The task:
Make an exact copy of the lines below.
---------------
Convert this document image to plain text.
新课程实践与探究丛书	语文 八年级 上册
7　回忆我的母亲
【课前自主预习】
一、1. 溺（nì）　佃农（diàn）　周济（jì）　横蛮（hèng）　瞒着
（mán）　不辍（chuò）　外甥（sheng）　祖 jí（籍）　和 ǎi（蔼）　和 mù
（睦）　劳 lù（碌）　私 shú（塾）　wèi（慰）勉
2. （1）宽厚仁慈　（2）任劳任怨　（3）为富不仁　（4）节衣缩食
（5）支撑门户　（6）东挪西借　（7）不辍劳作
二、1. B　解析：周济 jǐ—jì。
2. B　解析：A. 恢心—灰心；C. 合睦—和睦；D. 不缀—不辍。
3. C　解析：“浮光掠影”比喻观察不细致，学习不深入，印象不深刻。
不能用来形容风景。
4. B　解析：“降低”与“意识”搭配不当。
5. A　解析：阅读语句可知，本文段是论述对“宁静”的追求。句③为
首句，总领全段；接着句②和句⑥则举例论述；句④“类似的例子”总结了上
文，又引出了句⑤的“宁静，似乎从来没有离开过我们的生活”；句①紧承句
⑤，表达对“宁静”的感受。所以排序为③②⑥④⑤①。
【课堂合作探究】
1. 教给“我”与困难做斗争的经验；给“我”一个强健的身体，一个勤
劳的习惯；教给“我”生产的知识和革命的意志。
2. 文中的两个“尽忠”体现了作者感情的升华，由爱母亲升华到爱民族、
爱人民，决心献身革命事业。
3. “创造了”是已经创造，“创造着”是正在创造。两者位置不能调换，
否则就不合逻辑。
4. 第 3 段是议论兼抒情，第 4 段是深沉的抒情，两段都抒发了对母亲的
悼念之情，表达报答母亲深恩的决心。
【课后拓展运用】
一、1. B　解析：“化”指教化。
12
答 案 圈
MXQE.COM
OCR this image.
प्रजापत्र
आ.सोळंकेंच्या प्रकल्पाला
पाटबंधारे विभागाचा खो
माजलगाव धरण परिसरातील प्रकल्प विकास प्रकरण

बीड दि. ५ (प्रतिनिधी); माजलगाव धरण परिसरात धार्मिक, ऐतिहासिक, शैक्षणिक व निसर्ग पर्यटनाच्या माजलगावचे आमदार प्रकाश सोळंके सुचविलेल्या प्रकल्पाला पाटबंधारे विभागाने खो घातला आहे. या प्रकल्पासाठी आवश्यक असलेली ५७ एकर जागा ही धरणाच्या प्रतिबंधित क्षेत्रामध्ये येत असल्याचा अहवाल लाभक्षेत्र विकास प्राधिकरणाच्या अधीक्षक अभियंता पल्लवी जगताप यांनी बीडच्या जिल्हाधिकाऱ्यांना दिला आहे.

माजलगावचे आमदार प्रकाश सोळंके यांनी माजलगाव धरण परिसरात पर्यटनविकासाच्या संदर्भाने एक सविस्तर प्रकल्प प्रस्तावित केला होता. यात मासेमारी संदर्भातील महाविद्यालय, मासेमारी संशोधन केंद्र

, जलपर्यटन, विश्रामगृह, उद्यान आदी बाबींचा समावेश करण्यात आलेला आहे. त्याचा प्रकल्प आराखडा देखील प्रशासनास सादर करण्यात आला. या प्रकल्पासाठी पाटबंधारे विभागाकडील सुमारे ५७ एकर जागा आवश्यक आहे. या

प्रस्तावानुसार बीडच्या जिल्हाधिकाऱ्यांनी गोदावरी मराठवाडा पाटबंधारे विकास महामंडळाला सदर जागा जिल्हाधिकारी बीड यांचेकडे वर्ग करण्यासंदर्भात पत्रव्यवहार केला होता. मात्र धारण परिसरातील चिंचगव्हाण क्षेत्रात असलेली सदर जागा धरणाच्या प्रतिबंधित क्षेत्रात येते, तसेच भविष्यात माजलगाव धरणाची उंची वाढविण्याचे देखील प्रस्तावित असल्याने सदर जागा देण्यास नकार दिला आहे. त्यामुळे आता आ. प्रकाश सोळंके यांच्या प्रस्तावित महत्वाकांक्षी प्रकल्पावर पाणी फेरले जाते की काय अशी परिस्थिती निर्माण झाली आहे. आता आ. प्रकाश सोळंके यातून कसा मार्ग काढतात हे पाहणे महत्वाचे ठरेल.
---------------
Task solution:
Convert this document image to plain text.
新课程实践与探究丛书	语文 八年级 上册
7　回忆我的母亲
【课前自主预习】
一、1. 溺（nì）　佃农（diàn）　周济（jì）　横蛮（hèng）　瞒着
（mán）　不辍（chuò）　外甥（sheng）　祖 jí（籍）　和 ǎi（蔼）　和 mù
（睦）　劳 lù（碌）　私 shú（塾）　wèi（慰）勉
2. （1）宽厚仁慈　（2）任劳任怨　（3）为富不仁　（4）节衣缩食
（5）支撑门户　（6）东挪西借　（7）不辍劳作
二、1. B　解析：周济 jǐ—jì。
2. B　解析：A. 恢心—灰心；C. 合睦—和睦；D. 不缀—不辍。
3. C　解析：“浮光掠影”比喻观察不细致，学习不深入，印象不深刻。
不能用来形容风景。
4. B　解析：“降低”与“意识”搭配不当。
5. A　解析：阅读语句可知，本文段是论述对“宁静”的追求。句③为
首句，总领全段；接着句②和句⑥则举例论述；句④“类似的例子”总结了上
文，又引出了句⑤的“宁静，似乎从来没有离开过我们的生活”；句①紧承句
⑤，表达对“宁静”的感受。所以排序为③②⑥④⑤①。
【课堂合作探究】
1. 教给“我”与困难做斗争的经验；给“我”一个强健的身体，一个勤
劳的习惯；教给“我”生产的知识和革命的意志。
2. 文中的两个“尽忠”体现了作者感情的升华，由爱母亲升华到爱民族、
爱人民，决心献身革命事业。
3. “创造了”是已经创造，“创造着”是正在创造。两者位置不能调换，
否则就不合逻辑。
4. 第 3 段是议论兼抒情，第 4 段是深沉的抒情，两段都抒发了对母亲的
悼念之情，表达报答母亲深恩的决心。
【课后拓展运用】
一、1. B　解析：“化”指教化。
12
答 案 圈
MXQE.COM
OCR this image.
प्रजापत्र
आ.सोळंकेंच्या प्रकल्पाला
पाटबंधारे विभागाचा खो
माजलगाव धरण परिसरातील प्रकल्प विकास प्रकरण

बीड दि. ५ (प्रतिनिधी); माजलगाव धरण परिसरात धार्मिक, ऐतिहासिक, शैक्षणिक व निसर्ग पर्यटनाच्या माजलगावचे आमदार प्रकाश सोळंके सुचविलेल्या प्रकल्पाला पाटबंधारे विभागाने खो घातला आहे. या प्रकल्पासाठी आवश्यक असलेली ५७ एकर जागा ही धरणाच्या प्रतिबंधित क्षेत्रामध्ये येत असल्याचा अहवाल लाभक्षेत्र विकास प्राधिकरणाच्या अधीक्षक अभियंता पल्लवी जगताप यांनी बीडच्या जिल्हाधिकाऱ्यांना दिला आहे.

माजलगावचे आमदार प्रकाश सोळंके यांनी माजलगाव धरण परिसरात पर्यटनविकासाच्या संदर्भाने एक सविस्तर प्रकल्प प्रस्तावित केला होता. यात मासेमारी संदर्भातील महाविद्यालय, मासेमारी संशोधन केंद्र

, जलपर्यटन, विश्रामगृह, उद्यान आदी बाबींचा समावेश करण्यात आलेला आहे. त्याचा प्रकल्प आराखडा देखील प्रशासनास सादर करण्यात आला. या प्रकल्पासाठी पाटबंधारे विभागाकडील सुमारे ५७ एकर जागा आवश्यक आहे. या

प्रस्तावानुसार बीडच्या जिल्हाधिकाऱ्यांनी गोदावरी मराठवाडा पाटबंधारे विकास महामंडळाला सदर जागा जिल्हाधिकारी बीड यांचेकडे वर्ग करण्यासंदर्भात पत्रव्यवहार केला होता. मात्र धारण परिसरातील चिंचगव्हाण क्षेत्रात असलेली सदर जागा धरणाच्या प्रतिबंधित क्षेत्रात येते, तसेच भविष्यात माजलगाव धरणाची उंची वाढविण्याचे देखील प्रस्तावित असल्याने सदर जागा देण्यास नकार दिला आहे. त्यामुळे आता आ. प्रकाश सोळंके यांच्या प्रस्तावित महत्वाकांक्षी प्रकल्पावर पाणी फेरले जाते की काय अशी परिस्थिती निर्माण झाली आहे. आता आ. प्रकाश सोळंके यातून कसा मार्ग काढतात हे पाहणे महत्वाचे ठरेल.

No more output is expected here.